Excerpt from a dataset:
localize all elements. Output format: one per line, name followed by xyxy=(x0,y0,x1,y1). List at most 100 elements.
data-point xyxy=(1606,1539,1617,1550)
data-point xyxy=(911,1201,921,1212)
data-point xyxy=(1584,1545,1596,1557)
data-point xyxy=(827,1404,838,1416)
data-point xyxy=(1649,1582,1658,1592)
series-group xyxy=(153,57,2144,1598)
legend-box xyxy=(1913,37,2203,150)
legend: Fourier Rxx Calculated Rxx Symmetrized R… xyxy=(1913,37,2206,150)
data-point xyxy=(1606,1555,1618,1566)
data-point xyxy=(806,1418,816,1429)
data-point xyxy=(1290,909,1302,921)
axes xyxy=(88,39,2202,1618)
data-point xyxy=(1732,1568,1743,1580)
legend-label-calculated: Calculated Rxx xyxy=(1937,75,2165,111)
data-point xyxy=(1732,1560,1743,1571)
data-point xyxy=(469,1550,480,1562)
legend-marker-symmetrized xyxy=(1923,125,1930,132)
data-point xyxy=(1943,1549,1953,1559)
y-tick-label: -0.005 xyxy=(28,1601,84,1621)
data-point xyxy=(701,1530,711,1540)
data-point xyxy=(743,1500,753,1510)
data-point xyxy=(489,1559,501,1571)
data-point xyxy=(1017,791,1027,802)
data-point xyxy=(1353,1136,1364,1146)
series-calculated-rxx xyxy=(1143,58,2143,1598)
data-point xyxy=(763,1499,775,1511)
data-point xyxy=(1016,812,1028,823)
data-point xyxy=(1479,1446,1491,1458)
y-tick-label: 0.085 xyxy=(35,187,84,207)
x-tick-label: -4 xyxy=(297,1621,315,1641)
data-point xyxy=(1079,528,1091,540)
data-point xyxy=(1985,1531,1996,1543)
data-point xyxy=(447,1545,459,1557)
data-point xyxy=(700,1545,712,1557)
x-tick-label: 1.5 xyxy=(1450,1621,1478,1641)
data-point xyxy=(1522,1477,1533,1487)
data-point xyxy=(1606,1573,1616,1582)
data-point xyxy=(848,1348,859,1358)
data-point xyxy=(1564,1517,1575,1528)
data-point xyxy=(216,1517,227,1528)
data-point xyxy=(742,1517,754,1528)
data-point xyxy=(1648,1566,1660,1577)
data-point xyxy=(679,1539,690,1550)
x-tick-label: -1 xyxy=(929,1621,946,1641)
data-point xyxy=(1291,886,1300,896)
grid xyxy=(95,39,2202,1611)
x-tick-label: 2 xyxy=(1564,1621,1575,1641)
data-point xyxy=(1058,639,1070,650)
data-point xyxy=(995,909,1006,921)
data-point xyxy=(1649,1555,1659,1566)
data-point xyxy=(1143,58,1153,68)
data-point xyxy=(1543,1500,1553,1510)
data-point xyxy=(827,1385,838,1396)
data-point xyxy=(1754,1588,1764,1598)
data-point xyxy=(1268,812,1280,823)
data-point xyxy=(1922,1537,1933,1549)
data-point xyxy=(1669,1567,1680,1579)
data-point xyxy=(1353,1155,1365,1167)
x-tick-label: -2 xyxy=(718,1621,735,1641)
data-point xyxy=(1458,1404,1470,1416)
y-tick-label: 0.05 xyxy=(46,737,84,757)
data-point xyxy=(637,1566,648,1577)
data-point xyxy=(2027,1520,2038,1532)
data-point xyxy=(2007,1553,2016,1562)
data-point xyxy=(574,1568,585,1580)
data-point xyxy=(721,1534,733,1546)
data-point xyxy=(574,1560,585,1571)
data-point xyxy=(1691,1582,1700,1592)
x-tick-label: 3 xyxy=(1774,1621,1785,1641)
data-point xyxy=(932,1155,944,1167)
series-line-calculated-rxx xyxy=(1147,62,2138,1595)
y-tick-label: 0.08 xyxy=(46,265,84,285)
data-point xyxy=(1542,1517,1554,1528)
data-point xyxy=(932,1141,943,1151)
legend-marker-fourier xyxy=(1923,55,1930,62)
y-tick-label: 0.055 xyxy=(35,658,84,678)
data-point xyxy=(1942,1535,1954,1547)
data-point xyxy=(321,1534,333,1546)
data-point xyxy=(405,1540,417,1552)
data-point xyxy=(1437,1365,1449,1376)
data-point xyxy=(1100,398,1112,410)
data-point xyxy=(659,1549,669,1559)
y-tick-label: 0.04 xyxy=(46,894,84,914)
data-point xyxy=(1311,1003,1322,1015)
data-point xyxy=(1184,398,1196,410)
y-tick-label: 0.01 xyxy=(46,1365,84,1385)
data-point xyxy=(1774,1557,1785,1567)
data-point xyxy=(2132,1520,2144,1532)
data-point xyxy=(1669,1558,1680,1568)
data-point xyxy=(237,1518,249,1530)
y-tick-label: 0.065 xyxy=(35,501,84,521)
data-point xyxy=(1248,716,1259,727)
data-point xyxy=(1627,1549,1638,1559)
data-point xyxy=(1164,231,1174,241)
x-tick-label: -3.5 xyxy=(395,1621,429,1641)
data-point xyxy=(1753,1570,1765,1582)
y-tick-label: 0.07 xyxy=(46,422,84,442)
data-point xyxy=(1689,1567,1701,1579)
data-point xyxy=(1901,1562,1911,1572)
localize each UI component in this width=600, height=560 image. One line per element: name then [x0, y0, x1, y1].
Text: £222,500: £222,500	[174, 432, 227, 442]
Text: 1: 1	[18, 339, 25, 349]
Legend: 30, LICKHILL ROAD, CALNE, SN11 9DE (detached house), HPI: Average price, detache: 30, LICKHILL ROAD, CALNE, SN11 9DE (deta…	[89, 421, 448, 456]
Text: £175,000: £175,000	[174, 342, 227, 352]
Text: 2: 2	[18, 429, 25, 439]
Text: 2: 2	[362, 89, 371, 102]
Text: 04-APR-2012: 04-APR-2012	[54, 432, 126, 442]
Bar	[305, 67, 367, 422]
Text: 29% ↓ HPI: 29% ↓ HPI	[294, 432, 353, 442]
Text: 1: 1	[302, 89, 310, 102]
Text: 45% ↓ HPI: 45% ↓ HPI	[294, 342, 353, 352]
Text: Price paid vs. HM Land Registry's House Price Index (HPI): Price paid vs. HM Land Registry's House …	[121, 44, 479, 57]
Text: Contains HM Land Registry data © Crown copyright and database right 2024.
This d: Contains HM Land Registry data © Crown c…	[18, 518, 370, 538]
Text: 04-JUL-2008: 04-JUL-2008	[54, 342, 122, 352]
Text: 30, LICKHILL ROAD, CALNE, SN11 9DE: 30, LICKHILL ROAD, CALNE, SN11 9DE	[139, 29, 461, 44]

EXERCISE.
Rewrite all the rows above, changing every "data-point" to "plot-point" and leaving everything else the same.

RESPONSE.
localize all elements. Output format: one per line, name followed by xyxy=(x0,y0,x1,y1). List at most 100 elements.
plot-point xyxy=(1606,1539,1617,1550)
plot-point xyxy=(911,1201,921,1212)
plot-point xyxy=(1584,1545,1596,1557)
plot-point xyxy=(827,1404,838,1416)
plot-point xyxy=(1649,1582,1658,1592)
series-group xyxy=(153,57,2144,1598)
legend-box xyxy=(1913,37,2203,150)
legend: Fourier Rxx Calculated Rxx Symmetrized R… xyxy=(1913,37,2206,150)
plot-point xyxy=(1606,1555,1618,1566)
plot-point xyxy=(806,1418,816,1429)
plot-point xyxy=(1290,909,1302,921)
axes xyxy=(88,39,2202,1618)
plot-point xyxy=(1732,1568,1743,1580)
legend-label-calculated: Calculated Rxx xyxy=(1937,75,2165,111)
plot-point xyxy=(1732,1560,1743,1571)
plot-point xyxy=(469,1550,480,1562)
legend-marker-symmetrized xyxy=(1923,125,1930,132)
plot-point xyxy=(1943,1549,1953,1559)
y-tick-label: -0.005 xyxy=(28,1601,84,1621)
plot-point xyxy=(701,1530,711,1540)
plot-point xyxy=(743,1500,753,1510)
plot-point xyxy=(489,1559,501,1571)
plot-point xyxy=(1017,791,1027,802)
plot-point xyxy=(1353,1136,1364,1146)
series-calculated-rxx xyxy=(1143,58,2143,1598)
plot-point xyxy=(763,1499,775,1511)
plot-point xyxy=(1016,812,1028,823)
plot-point xyxy=(1479,1446,1491,1458)
y-tick-label: 0.085 xyxy=(35,187,84,207)
x-tick-label: -4 xyxy=(297,1621,315,1641)
plot-point xyxy=(1079,528,1091,540)
plot-point xyxy=(1985,1531,1996,1543)
plot-point xyxy=(447,1545,459,1557)
plot-point xyxy=(700,1545,712,1557)
x-tick-label: 1.5 xyxy=(1450,1621,1478,1641)
plot-point xyxy=(1522,1477,1533,1487)
plot-point xyxy=(1606,1573,1616,1582)
plot-point xyxy=(848,1348,859,1358)
plot-point xyxy=(1564,1517,1575,1528)
plot-point xyxy=(216,1517,227,1528)
plot-point xyxy=(742,1517,754,1528)
plot-point xyxy=(1648,1566,1660,1577)
plot-point xyxy=(679,1539,690,1550)
x-tick-label: -1 xyxy=(929,1621,946,1641)
plot-point xyxy=(1291,886,1300,896)
grid xyxy=(95,39,2202,1611)
x-tick-label: 2 xyxy=(1564,1621,1575,1641)
plot-point xyxy=(1058,639,1070,650)
plot-point xyxy=(995,909,1006,921)
plot-point xyxy=(1649,1555,1659,1566)
plot-point xyxy=(1143,58,1153,68)
plot-point xyxy=(1543,1500,1553,1510)
plot-point xyxy=(827,1385,838,1396)
plot-point xyxy=(1754,1588,1764,1598)
plot-point xyxy=(1268,812,1280,823)
plot-point xyxy=(1922,1537,1933,1549)
plot-point xyxy=(1669,1567,1680,1579)
plot-point xyxy=(1353,1155,1365,1167)
x-tick-label: -2 xyxy=(718,1621,735,1641)
plot-point xyxy=(1458,1404,1470,1416)
y-tick-label: 0.05 xyxy=(46,737,84,757)
plot-point xyxy=(637,1566,648,1577)
plot-point xyxy=(2027,1520,2038,1532)
plot-point xyxy=(2007,1553,2016,1562)
plot-point xyxy=(574,1568,585,1580)
plot-point xyxy=(721,1534,733,1546)
plot-point xyxy=(574,1560,585,1571)
plot-point xyxy=(1691,1582,1700,1592)
x-tick-label: 3 xyxy=(1774,1621,1785,1641)
plot-point xyxy=(932,1155,944,1167)
series-line-calculated-rxx xyxy=(1147,62,2138,1595)
y-tick-label: 0.08 xyxy=(46,265,84,285)
plot-point xyxy=(1542,1517,1554,1528)
plot-point xyxy=(932,1141,943,1151)
legend-marker-fourier xyxy=(1923,55,1930,62)
y-tick-label: 0.055 xyxy=(35,658,84,678)
plot-point xyxy=(1942,1535,1954,1547)
plot-point xyxy=(321,1534,333,1546)
plot-point xyxy=(405,1540,417,1552)
plot-point xyxy=(1437,1365,1449,1376)
plot-point xyxy=(1100,398,1112,410)
plot-point xyxy=(659,1549,669,1559)
y-tick-label: 0.04 xyxy=(46,894,84,914)
plot-point xyxy=(1311,1003,1322,1015)
plot-point xyxy=(1184,398,1196,410)
y-tick-label: 0.01 xyxy=(46,1365,84,1385)
plot-point xyxy=(1774,1557,1785,1567)
plot-point xyxy=(2132,1520,2144,1532)
plot-point xyxy=(1669,1558,1680,1568)
plot-point xyxy=(237,1518,249,1530)
y-tick-label: 0.065 xyxy=(35,501,84,521)
plot-point xyxy=(1248,716,1259,727)
plot-point xyxy=(1627,1549,1638,1559)
plot-point xyxy=(1164,231,1174,241)
x-tick-label: -3.5 xyxy=(395,1621,429,1641)
plot-point xyxy=(1753,1570,1765,1582)
y-tick-label: 0.07 xyxy=(46,422,84,442)
plot-point xyxy=(1689,1567,1701,1579)
plot-point xyxy=(1901,1562,1911,1572)
localize each UI component in this width=600, height=560 image. One line per element: name then [x0, y0, x1, y1].
Text: £222,500: £222,500	[174, 432, 227, 442]
Text: 1: 1	[18, 339, 25, 349]
Legend: 30, LICKHILL ROAD, CALNE, SN11 9DE (detached house), HPI: Average price, detache: 30, LICKHILL ROAD, CALNE, SN11 9DE (deta…	[89, 421, 448, 456]
Text: £175,000: £175,000	[174, 342, 227, 352]
Text: 2: 2	[18, 429, 25, 439]
Text: 2: 2	[362, 89, 371, 102]
Text: 04-APR-2012: 04-APR-2012	[54, 432, 126, 442]
Bar	[305, 67, 367, 422]
Text: 29% ↓ HPI: 29% ↓ HPI	[294, 432, 353, 442]
Text: 1: 1	[302, 89, 310, 102]
Text: 45% ↓ HPI: 45% ↓ HPI	[294, 342, 353, 352]
Text: Price paid vs. HM Land Registry's House Price Index (HPI): Price paid vs. HM Land Registry's House …	[121, 44, 479, 57]
Text: Contains HM Land Registry data © Crown copyright and database right 2024.
This d: Contains HM Land Registry data © Crown c…	[18, 518, 370, 538]
Text: 04-JUL-2008: 04-JUL-2008	[54, 342, 122, 352]
Text: 30, LICKHILL ROAD, CALNE, SN11 9DE: 30, LICKHILL ROAD, CALNE, SN11 9DE	[139, 29, 461, 44]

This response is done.